--- START Data for this exercise ---
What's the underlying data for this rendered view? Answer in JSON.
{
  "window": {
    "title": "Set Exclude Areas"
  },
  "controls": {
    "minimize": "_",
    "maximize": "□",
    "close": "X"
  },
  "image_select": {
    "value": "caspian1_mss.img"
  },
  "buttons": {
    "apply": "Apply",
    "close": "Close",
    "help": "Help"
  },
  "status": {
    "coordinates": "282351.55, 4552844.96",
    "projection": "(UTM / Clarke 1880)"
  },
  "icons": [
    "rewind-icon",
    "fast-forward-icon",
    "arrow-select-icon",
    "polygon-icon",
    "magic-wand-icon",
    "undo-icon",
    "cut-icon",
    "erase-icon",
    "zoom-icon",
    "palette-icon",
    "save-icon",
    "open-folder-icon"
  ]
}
--- END Data for this exercise ---
• [Directions]
Take the records above and return them exactly as written.

• [Reply]
What's the underlying data for this rendered view? Answer in JSON.
{
  "window": {
    "title": "Set Exclude Areas"
  },
  "controls": {
    "minimize": "_",
    "maximize": "□",
    "close": "X"
  },
  "image_select": {
    "value": "caspian1_mss.img"
  },
  "buttons": {
    "apply": "Apply",
    "close": "Close",
    "help": "Help"
  },
  "status": {
    "coordinates": "282351.55, 4552844.96",
    "projection": "(UTM / Clarke 1880)"
  },
  "icons": [
    "rewind-icon",
    "fast-forward-icon",
    "arrow-select-icon",
    "polygon-icon",
    "magic-wand-icon",
    "undo-icon",
    "cut-icon",
    "erase-icon",
    "zoom-icon",
    "palette-icon",
    "save-icon",
    "open-folder-icon"
  ]
}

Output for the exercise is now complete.